# START OF Material supplied

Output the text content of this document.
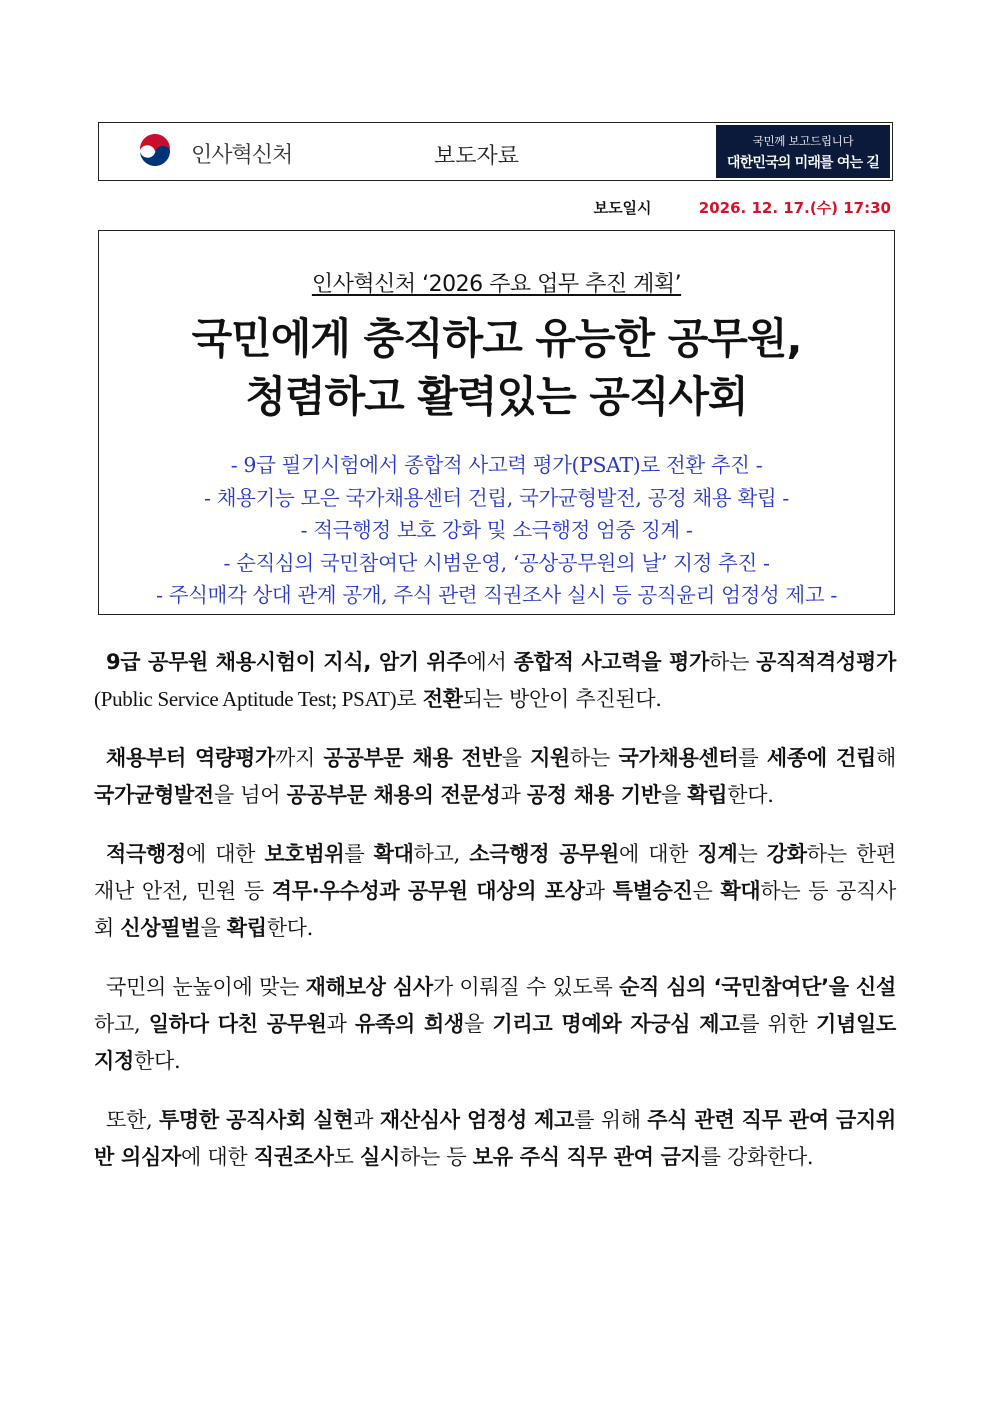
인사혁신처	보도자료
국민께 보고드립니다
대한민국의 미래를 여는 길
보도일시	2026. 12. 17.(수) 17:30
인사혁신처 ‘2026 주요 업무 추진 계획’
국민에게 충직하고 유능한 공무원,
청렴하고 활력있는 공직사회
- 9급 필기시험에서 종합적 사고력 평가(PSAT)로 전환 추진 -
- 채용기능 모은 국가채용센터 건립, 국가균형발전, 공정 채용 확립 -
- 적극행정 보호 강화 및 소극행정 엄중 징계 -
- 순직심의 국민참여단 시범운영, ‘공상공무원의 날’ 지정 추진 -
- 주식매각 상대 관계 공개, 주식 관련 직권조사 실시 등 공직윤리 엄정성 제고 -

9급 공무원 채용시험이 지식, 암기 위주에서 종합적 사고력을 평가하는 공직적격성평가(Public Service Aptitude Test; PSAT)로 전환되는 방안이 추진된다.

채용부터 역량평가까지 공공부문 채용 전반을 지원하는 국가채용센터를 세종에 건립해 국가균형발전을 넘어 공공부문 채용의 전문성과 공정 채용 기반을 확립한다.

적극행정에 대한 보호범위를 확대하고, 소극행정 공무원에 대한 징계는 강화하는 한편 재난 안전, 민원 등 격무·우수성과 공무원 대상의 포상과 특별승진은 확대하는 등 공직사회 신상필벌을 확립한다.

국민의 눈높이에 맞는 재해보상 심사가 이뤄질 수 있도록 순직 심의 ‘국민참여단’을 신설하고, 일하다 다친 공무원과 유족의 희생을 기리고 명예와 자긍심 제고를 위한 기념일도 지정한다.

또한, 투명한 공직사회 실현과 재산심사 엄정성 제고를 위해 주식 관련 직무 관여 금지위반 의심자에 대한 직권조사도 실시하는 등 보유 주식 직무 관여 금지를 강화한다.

# END OF Material supplied
# START OF Material supplied

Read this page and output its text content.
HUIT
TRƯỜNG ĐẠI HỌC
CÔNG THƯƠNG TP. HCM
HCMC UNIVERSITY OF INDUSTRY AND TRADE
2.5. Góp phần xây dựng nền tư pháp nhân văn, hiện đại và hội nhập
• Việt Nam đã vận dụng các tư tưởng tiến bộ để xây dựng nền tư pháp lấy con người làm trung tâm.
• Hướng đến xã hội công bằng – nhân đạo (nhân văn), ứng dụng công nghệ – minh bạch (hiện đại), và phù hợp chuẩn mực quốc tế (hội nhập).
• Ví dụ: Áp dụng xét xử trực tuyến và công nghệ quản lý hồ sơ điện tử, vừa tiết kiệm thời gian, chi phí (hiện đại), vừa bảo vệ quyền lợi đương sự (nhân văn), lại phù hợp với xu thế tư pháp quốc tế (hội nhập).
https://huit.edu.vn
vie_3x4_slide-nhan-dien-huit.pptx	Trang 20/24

# END OF Material supplied
# START OF Material supplied

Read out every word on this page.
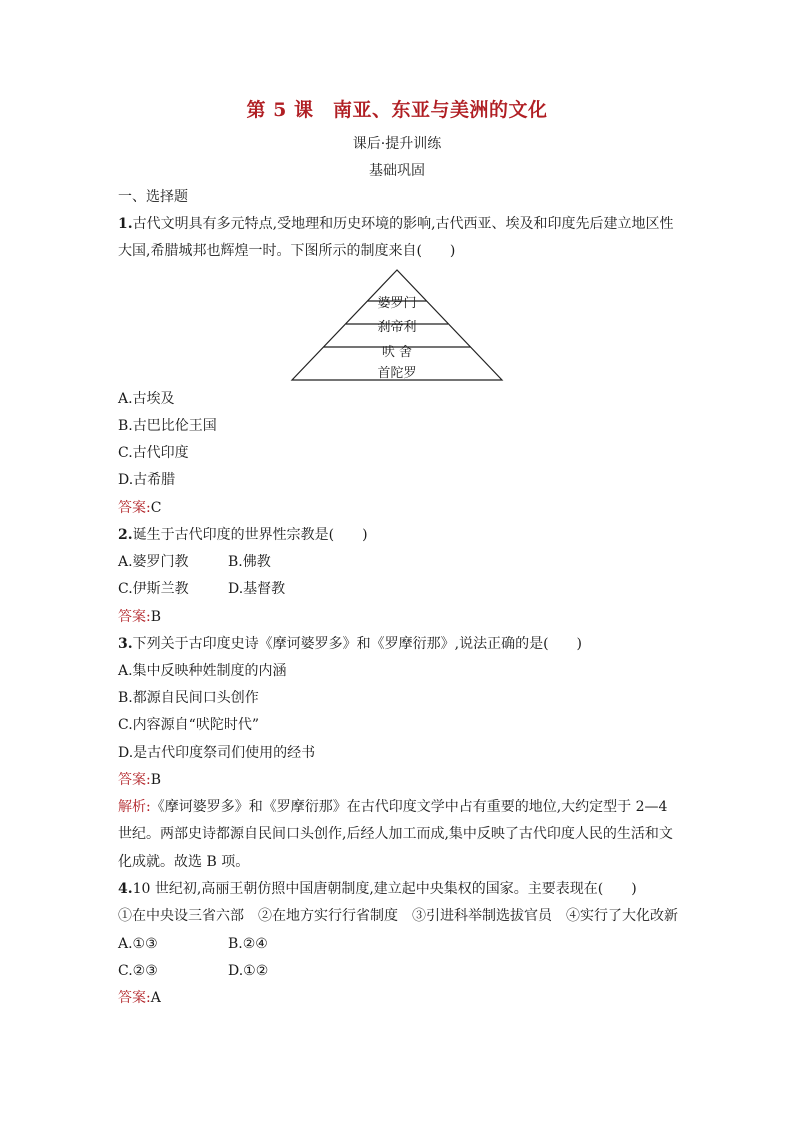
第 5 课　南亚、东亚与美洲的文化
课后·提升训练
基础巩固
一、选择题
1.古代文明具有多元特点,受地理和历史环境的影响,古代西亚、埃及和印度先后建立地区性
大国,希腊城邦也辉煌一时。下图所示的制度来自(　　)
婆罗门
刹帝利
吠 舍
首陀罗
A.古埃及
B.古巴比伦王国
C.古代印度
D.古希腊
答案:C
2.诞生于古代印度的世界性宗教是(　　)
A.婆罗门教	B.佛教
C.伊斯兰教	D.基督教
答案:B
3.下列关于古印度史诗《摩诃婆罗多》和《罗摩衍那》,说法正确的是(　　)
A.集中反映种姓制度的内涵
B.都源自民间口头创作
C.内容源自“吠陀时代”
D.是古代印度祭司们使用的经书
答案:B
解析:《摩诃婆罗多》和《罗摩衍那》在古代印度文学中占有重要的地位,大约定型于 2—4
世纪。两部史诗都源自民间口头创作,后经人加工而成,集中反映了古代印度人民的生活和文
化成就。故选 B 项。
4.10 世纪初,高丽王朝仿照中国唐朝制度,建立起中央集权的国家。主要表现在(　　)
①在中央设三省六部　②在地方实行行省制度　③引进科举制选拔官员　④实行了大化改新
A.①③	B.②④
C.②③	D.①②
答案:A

# END OF Material supplied

### What you will do
Identify the lines above with the word "page". Copy them.

### Full solution
Read this page and output its text content.
Read out every word on this page.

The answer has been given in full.